Short exercise: Gather up every line that includes the string "this".

[START Input material]

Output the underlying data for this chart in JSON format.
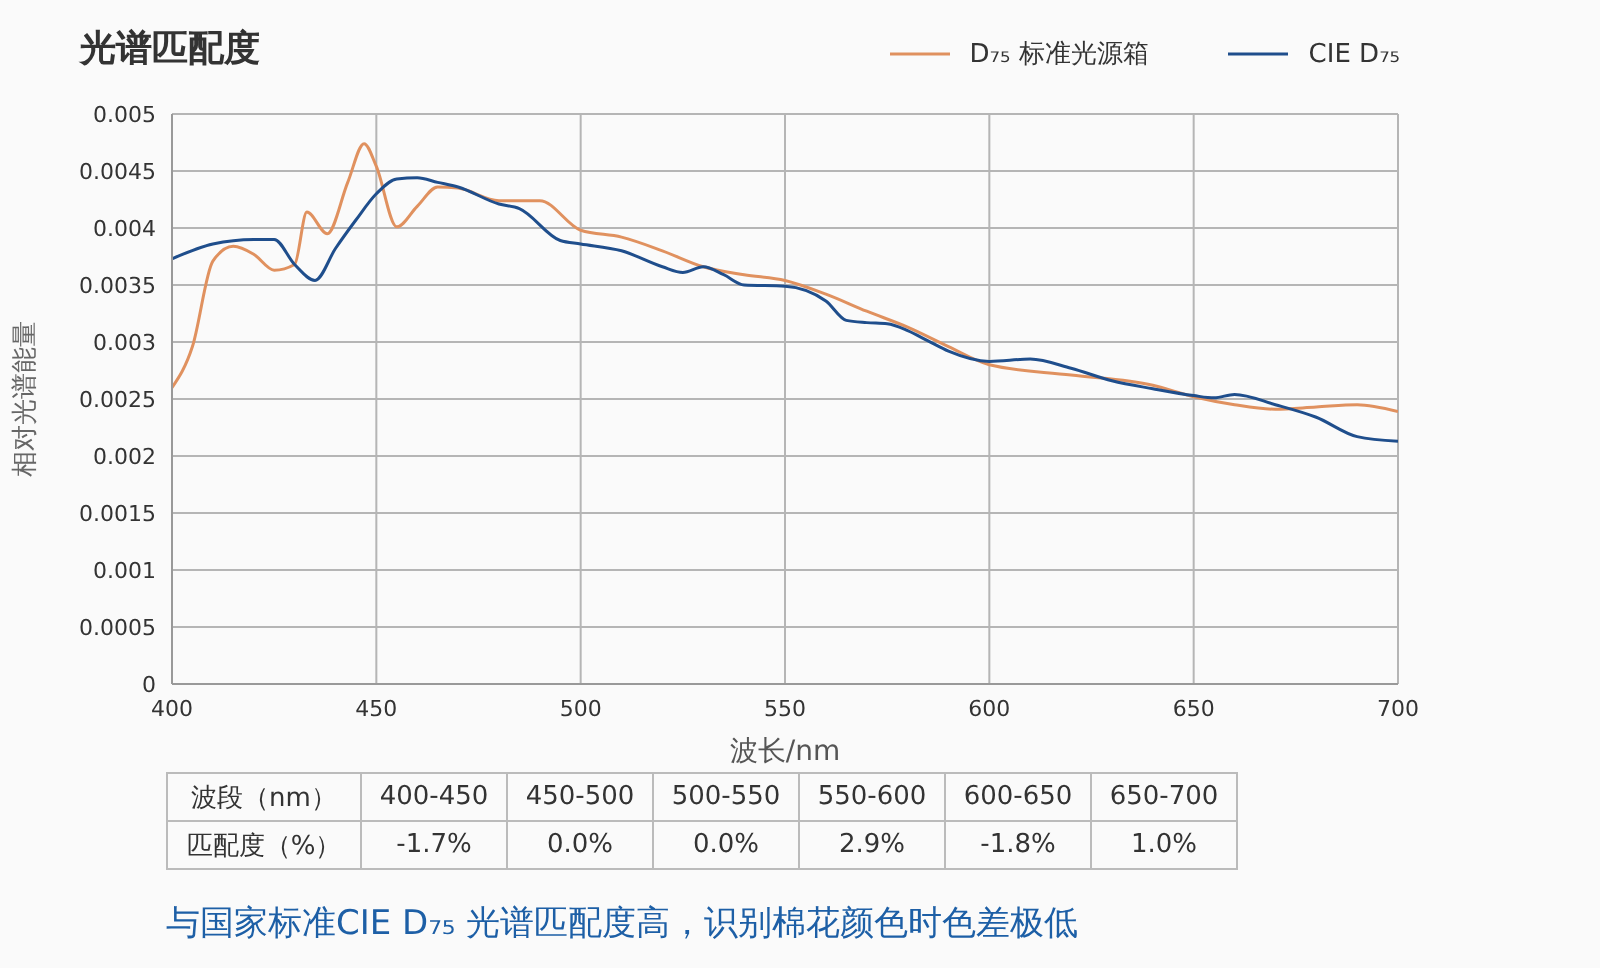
{
  "chart_data": {
    "type": "line",
    "title": "光谱匹配度",
    "xlabel": "波长/nm",
    "ylabel": "相对光谱能量",
    "xlim": [
      400,
      700
    ],
    "xticks": [
      400,
      450,
      500,
      550,
      600,
      650,
      700
    ],
    "ylim": [
      0,
      0.005
    ],
    "yticks": [
      0,
      0.0005,
      0.001,
      0.0015,
      0.002,
      0.0025,
      0.003,
      0.0035,
      0.004,
      0.0045,
      0.005
    ],
    "grid": true,
    "legend": "top right",
    "marker": "none",
    "line_style": "solid",
    "series": [
      {
        "name": "D₇₅ 标准光源箱",
        "color": "#e0915f",
        "x": [
          400,
          405,
          410,
          415,
          420,
          425,
          430,
          433,
          438,
          443,
          447,
          450,
          455,
          460,
          465,
          470,
          480,
          490,
          500,
          510,
          520,
          530,
          540,
          550,
          560,
          570,
          580,
          590,
          600,
          620,
          640,
          650,
          660,
          670,
          680,
          690,
          700
        ],
        "values": [
          0.0026,
          0.00296,
          0.00371,
          0.00384,
          0.00377,
          0.00363,
          0.00368,
          0.00414,
          0.00395,
          0.0044,
          0.00474,
          0.00454,
          0.00401,
          0.00419,
          0.00436,
          0.00435,
          0.00424,
          0.00424,
          0.00398,
          0.00392,
          0.0038,
          0.00366,
          0.00359,
          0.00354,
          0.00342,
          0.00327,
          0.00313,
          0.00296,
          0.0028,
          0.00271,
          0.00262,
          0.00252,
          0.00245,
          0.00241,
          0.00243,
          0.00245,
          0.00239
        ]
      },
      {
        "name": "CIE D₇₅",
        "color": "#1f4e8c",
        "x": [
          400,
          410,
          420,
          425,
          430,
          435,
          440,
          445,
          450,
          455,
          460,
          465,
          470,
          480,
          485,
          495,
          500,
          510,
          520,
          525,
          530,
          535,
          540,
          550,
          560,
          565,
          570,
          575,
          580,
          585,
          590,
          600,
          610,
          620,
          630,
          640,
          650,
          655,
          660,
          670,
          680,
          690,
          700
        ],
        "values": [
          0.00373,
          0.00386,
          0.0039,
          0.0039,
          0.00368,
          0.00354,
          0.00382,
          0.00407,
          0.0043,
          0.00443,
          0.00444,
          0.0044,
          0.00436,
          0.00421,
          0.00417,
          0.00389,
          0.00386,
          0.0038,
          0.00366,
          0.00361,
          0.00366,
          0.00359,
          0.0035,
          0.00349,
          0.00336,
          0.00319,
          0.00317,
          0.00316,
          0.0031,
          0.00301,
          0.00292,
          0.00283,
          0.00285,
          0.00277,
          0.00266,
          0.00259,
          0.00253,
          0.00251,
          0.00254,
          0.00245,
          0.00234,
          0.00217,
          0.00213
        ]
      }
    ],
    "annotations": [
      "波段（nm）",
      "400-450",
      "450-500",
      "500-550",
      "550-600",
      "600-650",
      "650-700",
      "匹配度（%）",
      "-1.7%",
      "0.0%",
      "0.0%",
      "2.9%",
      "-1.8%",
      "1.0%",
      "与国家标准CIE D₇₅ 光谱匹配度高，识别棉花颜色时色差极低"
    ]
  }
}
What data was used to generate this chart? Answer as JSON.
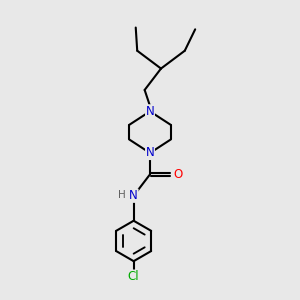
{
  "background_color": "#e8e8e8",
  "bond_color": "#000000",
  "bond_width": 1.5,
  "atom_colors": {
    "N": "#0000cc",
    "O": "#ff0000",
    "Cl": "#00aa00",
    "C": "#000000",
    "H": "#606060"
  },
  "font_size_atoms": 8.5,
  "figsize": [
    3.0,
    3.0
  ],
  "dpi": 100
}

[END Input material]

Solved exercise:
Output the underlying data for this chart in JSON format.
What data was used to generate this chart? Answer as JSON.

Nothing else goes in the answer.